# INPUT ROWS
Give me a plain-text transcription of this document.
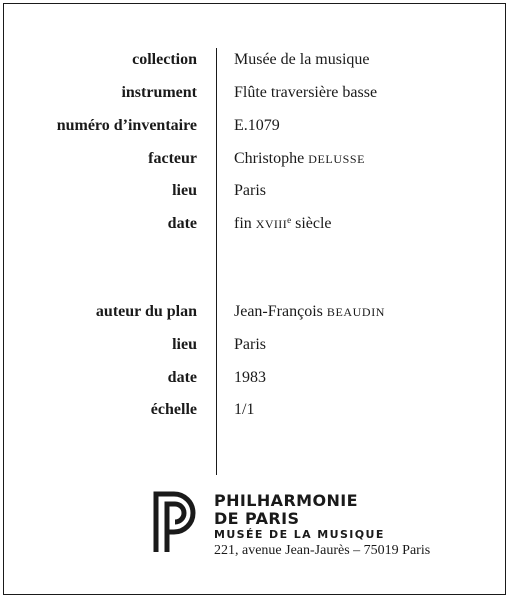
collection Musée de la musique
instrument Flûte traversière basse
numéro d’inventaire E.1079
facteur Christophe DELUSSE
lieu Paris
date fin XVIIIe siècle
auteur du plan Jean-François BEAUDIN
lieu Paris
date 1983
échelle 1/1
PHILHARMONIE
DE PARIS
MUSÉE DE LA MUSIQUE
221, avenue Jean-Jaurès – 75019 Paris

# TO DO
Your copy should match the entries exactly, minus the pictures.

# CORRECT RESPONSE
Give me a plain-text transcription of this document.
collection Musée de la musique
instrument Flûte traversière basse
numéro d’inventaire E.1079
facteur Christophe DELUSSE
lieu Paris
date fin XVIIIe siècle
auteur du plan Jean-François BEAUDIN
lieu Paris
date 1983
échelle 1/1
PHILHARMONIE
DE PARIS
MUSÉE DE LA MUSIQUE
221, avenue Jean-Jaurès – 75019 Paris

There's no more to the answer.